--- Start of Extracted material ---

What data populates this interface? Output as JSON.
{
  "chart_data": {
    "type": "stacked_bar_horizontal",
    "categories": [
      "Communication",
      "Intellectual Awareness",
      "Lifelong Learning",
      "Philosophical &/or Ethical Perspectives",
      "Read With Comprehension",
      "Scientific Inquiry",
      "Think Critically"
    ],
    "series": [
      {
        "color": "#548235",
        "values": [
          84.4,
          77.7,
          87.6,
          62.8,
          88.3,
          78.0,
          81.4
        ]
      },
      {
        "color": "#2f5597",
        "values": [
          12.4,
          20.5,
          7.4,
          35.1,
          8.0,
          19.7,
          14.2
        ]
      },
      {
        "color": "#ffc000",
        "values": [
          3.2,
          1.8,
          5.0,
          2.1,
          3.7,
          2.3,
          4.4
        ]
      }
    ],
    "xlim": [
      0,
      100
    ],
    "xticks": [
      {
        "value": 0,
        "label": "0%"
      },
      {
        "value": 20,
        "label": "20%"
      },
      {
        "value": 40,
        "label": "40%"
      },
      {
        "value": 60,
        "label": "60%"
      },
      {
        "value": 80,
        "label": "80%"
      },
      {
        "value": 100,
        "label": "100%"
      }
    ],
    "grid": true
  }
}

--- End of Extracted material ---

Written instruction: Here, the records must be output exactly and in full.

Result of the exercise:
What data populates this interface? Output as JSON.
{
  "chart_data": {
    "type": "stacked_bar_horizontal",
    "categories": [
      "Communication",
      "Intellectual Awareness",
      "Lifelong Learning",
      "Philosophical &/or Ethical Perspectives",
      "Read With Comprehension",
      "Scientific Inquiry",
      "Think Critically"
    ],
    "series": [
      {
        "color": "#548235",
        "values": [
          84.4,
          77.7,
          87.6,
          62.8,
          88.3,
          78.0,
          81.4
        ]
      },
      {
        "color": "#2f5597",
        "values": [
          12.4,
          20.5,
          7.4,
          35.1,
          8.0,
          19.7,
          14.2
        ]
      },
      {
        "color": "#ffc000",
        "values": [
          3.2,
          1.8,
          5.0,
          2.1,
          3.7,
          2.3,
          4.4
        ]
      }
    ],
    "xlim": [
      0,
      100
    ],
    "xticks": [
      {
        "value": 0,
        "label": "0%"
      },
      {
        "value": 20,
        "label": "20%"
      },
      {
        "value": 40,
        "label": "40%"
      },
      {
        "value": 60,
        "label": "60%"
      },
      {
        "value": 80,
        "label": "80%"
      },
      {
        "value": 100,
        "label": "100%"
      }
    ],
    "grid": true
  }
}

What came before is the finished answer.